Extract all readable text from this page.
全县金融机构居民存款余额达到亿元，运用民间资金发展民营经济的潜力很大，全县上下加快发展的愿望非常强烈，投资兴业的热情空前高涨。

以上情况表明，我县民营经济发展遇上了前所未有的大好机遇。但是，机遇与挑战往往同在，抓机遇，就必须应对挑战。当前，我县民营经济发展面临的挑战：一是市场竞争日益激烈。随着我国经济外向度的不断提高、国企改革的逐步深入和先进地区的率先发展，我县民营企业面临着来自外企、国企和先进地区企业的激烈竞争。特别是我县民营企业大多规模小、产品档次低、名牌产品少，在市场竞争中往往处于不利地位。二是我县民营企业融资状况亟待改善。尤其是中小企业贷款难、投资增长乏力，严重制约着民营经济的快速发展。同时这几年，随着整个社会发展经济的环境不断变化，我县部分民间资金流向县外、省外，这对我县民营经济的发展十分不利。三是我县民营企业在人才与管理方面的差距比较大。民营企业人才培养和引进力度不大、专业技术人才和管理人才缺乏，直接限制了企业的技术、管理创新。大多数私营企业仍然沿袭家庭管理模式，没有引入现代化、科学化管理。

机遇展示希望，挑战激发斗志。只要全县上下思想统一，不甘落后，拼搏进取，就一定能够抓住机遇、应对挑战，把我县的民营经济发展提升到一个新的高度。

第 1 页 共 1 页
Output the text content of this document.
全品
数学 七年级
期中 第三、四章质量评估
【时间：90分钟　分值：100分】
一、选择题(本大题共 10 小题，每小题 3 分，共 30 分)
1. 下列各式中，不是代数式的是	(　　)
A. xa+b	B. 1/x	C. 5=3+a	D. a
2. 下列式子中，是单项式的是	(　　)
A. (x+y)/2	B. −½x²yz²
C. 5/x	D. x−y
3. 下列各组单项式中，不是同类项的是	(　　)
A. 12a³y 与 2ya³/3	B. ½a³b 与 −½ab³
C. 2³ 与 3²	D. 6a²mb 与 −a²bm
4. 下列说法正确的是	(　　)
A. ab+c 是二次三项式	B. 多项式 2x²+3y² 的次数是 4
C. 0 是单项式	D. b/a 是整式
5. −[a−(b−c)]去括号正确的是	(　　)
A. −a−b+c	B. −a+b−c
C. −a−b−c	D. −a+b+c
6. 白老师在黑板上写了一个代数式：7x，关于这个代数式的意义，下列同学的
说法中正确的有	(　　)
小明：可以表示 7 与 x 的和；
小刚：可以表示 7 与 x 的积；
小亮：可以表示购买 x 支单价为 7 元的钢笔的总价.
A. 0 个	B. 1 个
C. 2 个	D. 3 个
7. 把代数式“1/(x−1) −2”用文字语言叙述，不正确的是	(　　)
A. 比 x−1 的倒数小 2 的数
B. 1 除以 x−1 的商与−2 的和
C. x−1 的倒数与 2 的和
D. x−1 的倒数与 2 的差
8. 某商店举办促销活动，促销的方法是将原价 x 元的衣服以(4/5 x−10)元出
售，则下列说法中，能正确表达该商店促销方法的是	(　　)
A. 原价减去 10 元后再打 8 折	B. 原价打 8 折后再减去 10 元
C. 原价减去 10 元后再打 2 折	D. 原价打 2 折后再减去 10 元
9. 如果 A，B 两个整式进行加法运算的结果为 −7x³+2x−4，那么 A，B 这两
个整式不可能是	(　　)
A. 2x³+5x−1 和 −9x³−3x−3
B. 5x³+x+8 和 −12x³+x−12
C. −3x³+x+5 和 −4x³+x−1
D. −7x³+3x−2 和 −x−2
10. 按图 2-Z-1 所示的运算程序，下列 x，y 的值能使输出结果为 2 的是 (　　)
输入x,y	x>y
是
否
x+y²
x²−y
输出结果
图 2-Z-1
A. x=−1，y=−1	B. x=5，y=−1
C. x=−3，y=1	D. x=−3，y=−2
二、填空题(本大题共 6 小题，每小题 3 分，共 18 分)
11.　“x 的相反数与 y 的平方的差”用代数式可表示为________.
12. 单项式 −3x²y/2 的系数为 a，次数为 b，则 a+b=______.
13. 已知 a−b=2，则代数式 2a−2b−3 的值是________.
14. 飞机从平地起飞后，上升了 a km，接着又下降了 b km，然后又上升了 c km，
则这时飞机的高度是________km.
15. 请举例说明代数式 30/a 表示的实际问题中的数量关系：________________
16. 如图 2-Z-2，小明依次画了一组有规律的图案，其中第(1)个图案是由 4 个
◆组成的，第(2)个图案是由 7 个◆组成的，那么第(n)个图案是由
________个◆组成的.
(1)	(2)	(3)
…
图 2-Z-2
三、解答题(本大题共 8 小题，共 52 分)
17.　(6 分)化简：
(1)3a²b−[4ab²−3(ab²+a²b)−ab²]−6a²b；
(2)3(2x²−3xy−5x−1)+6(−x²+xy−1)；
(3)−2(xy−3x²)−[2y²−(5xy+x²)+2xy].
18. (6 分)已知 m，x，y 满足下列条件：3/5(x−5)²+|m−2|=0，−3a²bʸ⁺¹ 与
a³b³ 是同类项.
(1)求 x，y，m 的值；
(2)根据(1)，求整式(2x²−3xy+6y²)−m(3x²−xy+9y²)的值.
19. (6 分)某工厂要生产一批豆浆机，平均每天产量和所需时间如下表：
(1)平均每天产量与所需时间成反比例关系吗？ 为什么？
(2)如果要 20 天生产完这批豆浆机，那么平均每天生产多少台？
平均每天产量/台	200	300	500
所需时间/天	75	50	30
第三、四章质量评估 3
☆ ☆ ☆ ☆ ☆ ☆ ☆
Requirement:
Make a verbatim copy of every entry shown above.

Solution to this exercise:
Extract all readable text from this page.
全县金融机构居民存款余额达到亿元，运用民间资金发展民营经济的潜力很大，全县上下加快发展的愿望非常强烈，投资兴业的热情空前高涨。

以上情况表明，我县民营经济发展遇上了前所未有的大好机遇。但是，机遇与挑战往往同在，抓机遇，就必须应对挑战。当前，我县民营经济发展面临的挑战：一是市场竞争日益激烈。随着我国经济外向度的不断提高、国企改革的逐步深入和先进地区的率先发展，我县民营企业面临着来自外企、国企和先进地区企业的激烈竞争。特别是我县民营企业大多规模小、产品档次低、名牌产品少，在市场竞争中往往处于不利地位。二是我县民营企业融资状况亟待改善。尤其是中小企业贷款难、投资增长乏力，严重制约着民营经济的快速发展。同时这几年，随着整个社会发展经济的环境不断变化，我县部分民间资金流向县外、省外，这对我县民营经济的发展十分不利。三是我县民营企业在人才与管理方面的差距比较大。民营企业人才培养和引进力度不大、专业技术人才和管理人才缺乏，直接限制了企业的技术、管理创新。大多数私营企业仍然沿袭家庭管理模式，没有引入现代化、科学化管理。

机遇展示希望，挑战激发斗志。只要全县上下思想统一，不甘落后，拼搏进取，就一定能够抓住机遇、应对挑战，把我县的民营经济发展提升到一个新的高度。

第 1 页 共 1 页
Output the text content of this document.
全品
数学 七年级
期中 第三、四章质量评估
【时间：90分钟　分值：100分】
一、选择题(本大题共 10 小题，每小题 3 分，共 30 分)
1. 下列各式中，不是代数式的是	(　　)
A. xa+b	B. 1/x	C. 5=3+a	D. a
2. 下列式子中，是单项式的是	(　　)
A. (x+y)/2	B. −½x²yz²
C. 5/x	D. x−y
3. 下列各组单项式中，不是同类项的是	(　　)
A. 12a³y 与 2ya³/3	B. ½a³b 与 −½ab³
C. 2³ 与 3²	D. 6a²mb 与 −a²bm
4. 下列说法正确的是	(　　)
A. ab+c 是二次三项式	B. 多项式 2x²+3y² 的次数是 4
C. 0 是单项式	D. b/a 是整式
5. −[a−(b−c)]去括号正确的是	(　　)
A. −a−b+c	B. −a+b−c
C. −a−b−c	D. −a+b+c
6. 白老师在黑板上写了一个代数式：7x，关于这个代数式的意义，下列同学的
说法中正确的有	(　　)
小明：可以表示 7 与 x 的和；
小刚：可以表示 7 与 x 的积；
小亮：可以表示购买 x 支单价为 7 元的钢笔的总价.
A. 0 个	B. 1 个
C. 2 个	D. 3 个
7. 把代数式“1/(x−1) −2”用文字语言叙述，不正确的是	(　　)
A. 比 x−1 的倒数小 2 的数
B. 1 除以 x−1 的商与−2 的和
C. x−1 的倒数与 2 的和
D. x−1 的倒数与 2 的差
8. 某商店举办促销活动，促销的方法是将原价 x 元的衣服以(4/5 x−10)元出
售，则下列说法中，能正确表达该商店促销方法的是	(　　)
A. 原价减去 10 元后再打 8 折	B. 原价打 8 折后再减去 10 元
C. 原价减去 10 元后再打 2 折	D. 原价打 2 折后再减去 10 元
9. 如果 A，B 两个整式进行加法运算的结果为 −7x³+2x−4，那么 A，B 这两
个整式不可能是	(　　)
A. 2x³+5x−1 和 −9x³−3x−3
B. 5x³+x+8 和 −12x³+x−12
C. −3x³+x+5 和 −4x³+x−1
D. −7x³+3x−2 和 −x−2
10. 按图 2-Z-1 所示的运算程序，下列 x，y 的值能使输出结果为 2 的是 (　　)
输入x,y	x>y
是
否
x+y²
x²−y
输出结果
图 2-Z-1
A. x=−1，y=−1	B. x=5，y=−1
C. x=−3，y=1	D. x=−3，y=−2
二、填空题(本大题共 6 小题，每小题 3 分，共 18 分)
11.　“x 的相反数与 y 的平方的差”用代数式可表示为________.
12. 单项式 −3x²y/2 的系数为 a，次数为 b，则 a+b=______.
13. 已知 a−b=2，则代数式 2a−2b−3 的值是________.
14. 飞机从平地起飞后，上升了 a km，接着又下降了 b km，然后又上升了 c km，
则这时飞机的高度是________km.
15. 请举例说明代数式 30/a 表示的实际问题中的数量关系：________________
16. 如图 2-Z-2，小明依次画了一组有规律的图案，其中第(1)个图案是由 4 个
◆组成的，第(2)个图案是由 7 个◆组成的，那么第(n)个图案是由
________个◆组成的.
(1)	(2)	(3)
…
图 2-Z-2
三、解答题(本大题共 8 小题，共 52 分)
17.　(6 分)化简：
(1)3a²b−[4ab²−3(ab²+a²b)−ab²]−6a²b；
(2)3(2x²−3xy−5x−1)+6(−x²+xy−1)；
(3)−2(xy−3x²)−[2y²−(5xy+x²)+2xy].
18. (6 分)已知 m，x，y 满足下列条件：3/5(x−5)²+|m−2|=0，−3a²bʸ⁺¹ 与
a³b³ 是同类项.
(1)求 x，y，m 的值；
(2)根据(1)，求整式(2x²−3xy+6y²)−m(3x²−xy+9y²)的值.
19. (6 分)某工厂要生产一批豆浆机，平均每天产量和所需时间如下表：
(1)平均每天产量与所需时间成反比例关系吗？ 为什么？
(2)如果要 20 天生产完这批豆浆机，那么平均每天生产多少台？
平均每天产量/台	200	300	500
所需时间/天	75	50	30
第三、四章质量评估 3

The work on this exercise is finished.